THE REQUEST »
Duplicate the lines of the listing below, starting at the line that contains "zoom-in-button[interactable]: + —" and stopping after the line that contains "cell-magnitude: 5.0 — [700, 244, 741, 284]".

[Element location data]

— begin —

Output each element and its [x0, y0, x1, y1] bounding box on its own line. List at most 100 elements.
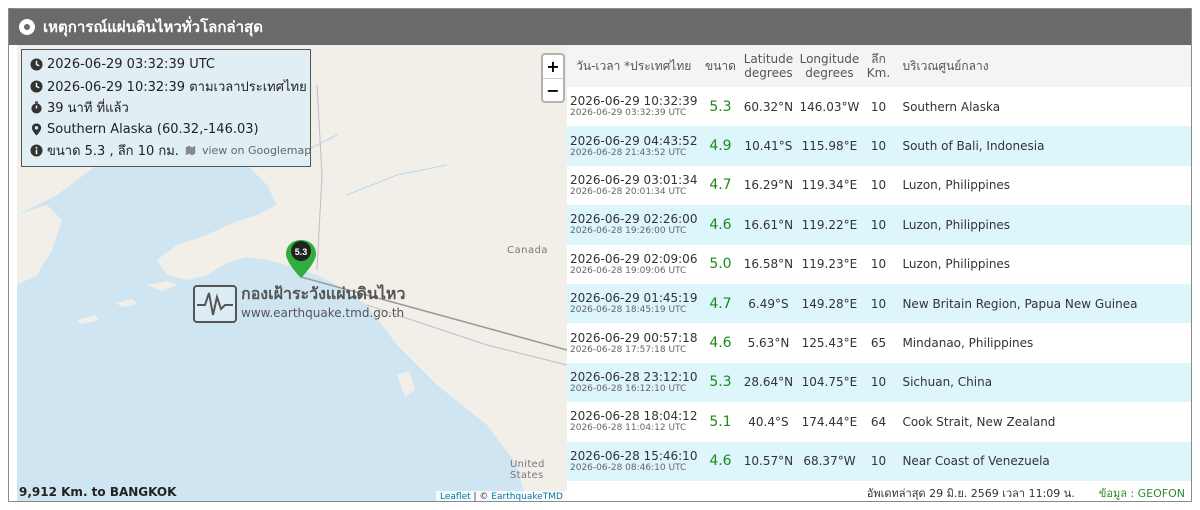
zoom-in-button[interactable]: + — [543, 55, 563, 78]
map-icon — [185, 146, 196, 156]
leaflet-link[interactable]: Leaflet — [440, 492, 471, 501]
header-depth: ลึก Km. — [862, 45, 895, 87]
cell-depth: 10 — [862, 126, 895, 166]
cell-utc-time: 2026-06-28 21:43:52 UTC — [570, 147, 687, 158]
cell-latitude: 16.58°N — [740, 244, 797, 284]
cell-magnitude: 5.0 — [700, 244, 741, 284]
header-depth-2: Km. — [866, 66, 891, 80]
info-thai-time: 2026-06-29 10:32:39 ตามเวลาประเทศไทย — [47, 79, 307, 95]
watermark-title: กองเฝ้าระวังแผ่นดินไหว — [241, 284, 406, 303]
cell-magnitude: 4.7 — [700, 283, 741, 324]
cell-longitude: 104.75°E — [796, 362, 863, 403]
info-utc-line: 2026-06-29 03:32:39 UTC — [30, 54, 302, 76]
cell-latitude: 6.49°S — [740, 283, 797, 324]
last-updated: อัพเดทล่าสุด 29 มิ.ย. 2569 เวลา 11:09 น. — [866, 487, 1075, 500]
cell-datetime: 2026-06-29 00:57:18 2026-06-28 17:57:18 U… — [567, 323, 701, 363]
cell-longitude: 115.98°E — [796, 126, 863, 166]
cell-utc-time: 2026-06-28 11:04:12 UTC — [570, 423, 687, 434]
cell-depth: 65 — [862, 323, 895, 363]
cell-latitude: 28.64°N — [740, 362, 797, 403]
cell-location: Near Coast of Venezuela — [894, 441, 1191, 481]
table-header-row: วัน-เวลา *ประเทศไทย ขนาด Latitude degrees… — [567, 45, 1191, 87]
event-info-box: 2026-06-29 03:32:39 UTC 2026-06-29 10:32… — [21, 49, 311, 167]
map-pin-icon — [31, 123, 42, 136]
cell-depth: 10 — [862, 87, 895, 127]
cell-magnitude: 4.6 — [700, 205, 741, 245]
table-row[interactable]: 2026-06-29 02:26:00 2026-06-28 19:26:00 U… — [567, 205, 1191, 245]
info-place-line: Southern Alaska (60.32,-146.03) — [30, 119, 302, 141]
cell-datetime: 2026-06-29 01:45:19 2026-06-28 18:45:19 U… — [567, 283, 701, 324]
watermark-url: www.earthquake.tmd.go.th — [241, 306, 405, 320]
cell-datetime: 2026-06-29 02:09:06 2026-06-28 19:09:06 U… — [567, 244, 701, 284]
cell-location: Cook Strait, New Zealand — [894, 402, 1191, 442]
tmd-watermark: กองเฝ้าระวังแผ่นดินไหว www.earthquake.tm… — [193, 285, 405, 323]
cell-utc-time: 2026-06-29 03:32:39 UTC — [570, 108, 687, 119]
cell-depth: 10 — [862, 362, 895, 403]
cell-location: Luzon, Philippines — [894, 244, 1191, 284]
cell-depth: 10 — [862, 441, 895, 481]
earthquake-marker[interactable]: 5.3 — [283, 239, 319, 283]
info-circle-icon — [30, 144, 43, 157]
earthquake-table: วัน-เวลา *ประเทศไทย ขนาด Latitude degrees… — [567, 45, 1191, 481]
header-longitude-1: Longitude — [799, 52, 860, 66]
cell-longitude: 119.34°E — [796, 165, 863, 206]
cell-location: South of Bali, Indonesia — [894, 126, 1191, 166]
zoom-control: + − — [541, 53, 565, 103]
cell-utc-time: 2026-06-28 17:57:18 UTC — [570, 344, 687, 355]
cell-utc-time: 2026-06-28 18:45:19 UTC — [570, 305, 687, 316]
cell-magnitude: 4.9 — [700, 126, 741, 166]
cell-depth: 10 — [862, 283, 895, 324]
cell-latitude: 16.29°N — [740, 165, 797, 206]
cell-datetime: 2026-06-29 04:43:52 2026-06-28 21:43:52 U… — [567, 126, 701, 166]
cell-latitude: 16.61°N — [740, 205, 797, 245]
map-pin-icon: 5.3 — [286, 240, 316, 278]
clock-icon — [30, 80, 43, 93]
info-magnitude-depth: ขนาด 5.3 , ลึก 10 กม. — [47, 144, 179, 160]
record-circle-icon — [19, 19, 35, 35]
info-ago: 39 นาที ที่แล้ว — [47, 101, 129, 117]
table-row[interactable]: 2026-06-29 03:01:34 2026-06-28 20:01:34 U… — [567, 165, 1191, 206]
cell-latitude: 5.63°N — [740, 323, 797, 363]
widget-title: เหตุการณ์แผ่นดินไหวทั่วโลกล่าสุด — [43, 18, 263, 36]
table-row[interactable]: 2026-06-28 18:04:12 2026-06-28 11:04:12 U… — [567, 402, 1191, 442]
cell-magnitude: 5.3 — [700, 362, 741, 403]
cell-location: New Britain Region, Papua New Guinea — [894, 283, 1191, 324]
googlemap-link[interactable]: view on Googlemap — [202, 144, 311, 157]
table-row[interactable]: 2026-06-29 10:32:39 2026-06-29 03:32:39 U… — [567, 87, 1191, 127]
map-label-united-states: United States — [510, 459, 545, 481]
table-row[interactable]: 2026-06-29 04:43:52 2026-06-28 21:43:52 U… — [567, 126, 1191, 166]
cell-thai-time: 2026-06-29 00:57:18 — [570, 330, 698, 345]
cell-latitude: 10.57°N — [740, 441, 797, 481]
cell-longitude: 125.43°E — [796, 323, 863, 363]
cell-thai-time: 2026-06-28 15:46:10 — [570, 448, 698, 463]
cell-thai-time: 2026-06-28 18:04:12 — [570, 409, 698, 424]
cell-datetime: 2026-06-28 15:46:10 2026-06-28 08:46:10 U… — [567, 441, 701, 481]
info-utc-time: 2026-06-29 03:32:39 UTC — [47, 57, 215, 73]
table-row[interactable]: 2026-06-28 15:46:10 2026-06-28 08:46:10 U… — [567, 441, 1191, 481]
header-location: บริเวณศูนย์กลาง — [894, 45, 1191, 87]
cell-thai-time: 2026-06-29 03:01:34 — [570, 172, 698, 187]
cell-longitude: 119.22°E — [796, 205, 863, 245]
cell-depth: 10 — [862, 205, 895, 245]
table-row[interactable]: 2026-06-29 01:45:19 2026-06-28 18:45:19 U… — [567, 283, 1191, 324]
table-row[interactable]: 2026-06-29 00:57:18 2026-06-28 17:57:18 U… — [567, 323, 1191, 363]
table-row[interactable]: 2026-06-28 23:12:10 2026-06-28 16:12:10 U… — [567, 362, 1191, 403]
cell-longitude: 146.03°W — [796, 87, 863, 127]
table-row[interactable]: 2026-06-29 02:09:06 2026-06-28 19:09:06 U… — [567, 244, 1191, 284]
header-datetime: วัน-เวลา *ประเทศไทย — [567, 45, 701, 87]
data-source: ข้อมูล : GEOFON — [1098, 487, 1185, 500]
zoom-out-button[interactable]: − — [543, 78, 563, 101]
cell-thai-time: 2026-06-29 04:43:52 — [570, 133, 698, 148]
cell-latitude: 60.32°N — [740, 87, 797, 127]
header-latitude-1: Latitude — [743, 52, 794, 66]
title-bar: เหตุการณ์แผ่นดินไหวทั่วโลกล่าสุด — [9, 9, 1191, 45]
cell-thai-time: 2026-06-29 10:32:39 — [570, 94, 698, 109]
earthquaketmd-link[interactable]: EarthquakeTMD — [491, 492, 563, 501]
cell-latitude: 10.41°S — [740, 126, 797, 166]
table-footer: อัพเดทล่าสุด 29 มิ.ย. 2569 เวลา 11:09 น.… — [567, 483, 1191, 501]
cell-depth: 64 — [862, 402, 895, 442]
earthquake-map[interactable]: 2026-06-29 03:32:39 UTC 2026-06-29 10:32… — [17, 45, 567, 501]
cell-depth: 10 — [862, 244, 895, 284]
cell-longitude: 68.37°W — [796, 441, 863, 481]
cell-datetime: 2026-06-29 02:26:00 2026-06-28 19:26:00 U… — [567, 205, 701, 245]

— end —

RESULT FOR THIS EXERCISE »
zoom-in-button[interactable]: + — [543, 55, 563, 78]
map-icon — [185, 146, 196, 156]
leaflet-link[interactable]: Leaflet — [440, 492, 471, 501]
header-depth: ลึก Km. — [862, 45, 895, 87]
cell-depth: 10 — [862, 126, 895, 166]
cell-utc-time: 2026-06-28 21:43:52 UTC — [570, 147, 687, 158]
cell-latitude: 16.58°N — [740, 244, 797, 284]
cell-magnitude: 5.0 — [700, 244, 741, 284]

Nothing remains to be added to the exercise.